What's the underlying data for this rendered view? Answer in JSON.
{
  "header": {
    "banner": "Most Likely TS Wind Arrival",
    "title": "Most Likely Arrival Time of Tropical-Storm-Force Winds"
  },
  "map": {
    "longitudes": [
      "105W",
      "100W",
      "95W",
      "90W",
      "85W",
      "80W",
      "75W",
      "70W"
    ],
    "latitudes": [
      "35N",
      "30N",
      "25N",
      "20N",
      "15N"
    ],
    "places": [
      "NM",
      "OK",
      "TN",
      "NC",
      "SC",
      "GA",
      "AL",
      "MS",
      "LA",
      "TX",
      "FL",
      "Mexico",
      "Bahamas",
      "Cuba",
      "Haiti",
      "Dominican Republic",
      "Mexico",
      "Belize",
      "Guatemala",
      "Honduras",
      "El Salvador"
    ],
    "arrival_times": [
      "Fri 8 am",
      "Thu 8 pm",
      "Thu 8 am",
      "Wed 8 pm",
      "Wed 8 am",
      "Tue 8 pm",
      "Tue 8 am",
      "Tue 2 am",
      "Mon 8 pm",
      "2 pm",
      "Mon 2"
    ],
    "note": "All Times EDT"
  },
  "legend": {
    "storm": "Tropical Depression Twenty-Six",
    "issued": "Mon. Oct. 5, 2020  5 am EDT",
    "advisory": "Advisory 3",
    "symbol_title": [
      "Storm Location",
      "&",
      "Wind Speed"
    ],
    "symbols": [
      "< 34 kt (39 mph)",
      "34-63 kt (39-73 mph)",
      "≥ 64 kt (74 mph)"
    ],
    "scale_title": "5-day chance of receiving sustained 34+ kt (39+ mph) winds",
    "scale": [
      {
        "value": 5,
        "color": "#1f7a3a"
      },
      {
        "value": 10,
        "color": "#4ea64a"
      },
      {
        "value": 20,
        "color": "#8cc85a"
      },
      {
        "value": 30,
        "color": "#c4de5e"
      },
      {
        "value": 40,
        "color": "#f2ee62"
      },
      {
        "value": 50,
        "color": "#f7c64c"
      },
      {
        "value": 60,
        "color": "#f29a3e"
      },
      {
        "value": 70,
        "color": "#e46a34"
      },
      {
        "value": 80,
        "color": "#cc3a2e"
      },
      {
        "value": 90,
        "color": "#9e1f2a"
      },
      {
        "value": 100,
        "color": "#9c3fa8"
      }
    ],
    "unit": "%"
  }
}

====

* **Stated exercise**
Answer with one number: how many lines in the listing hold "Likely".

* **Exercise output**
2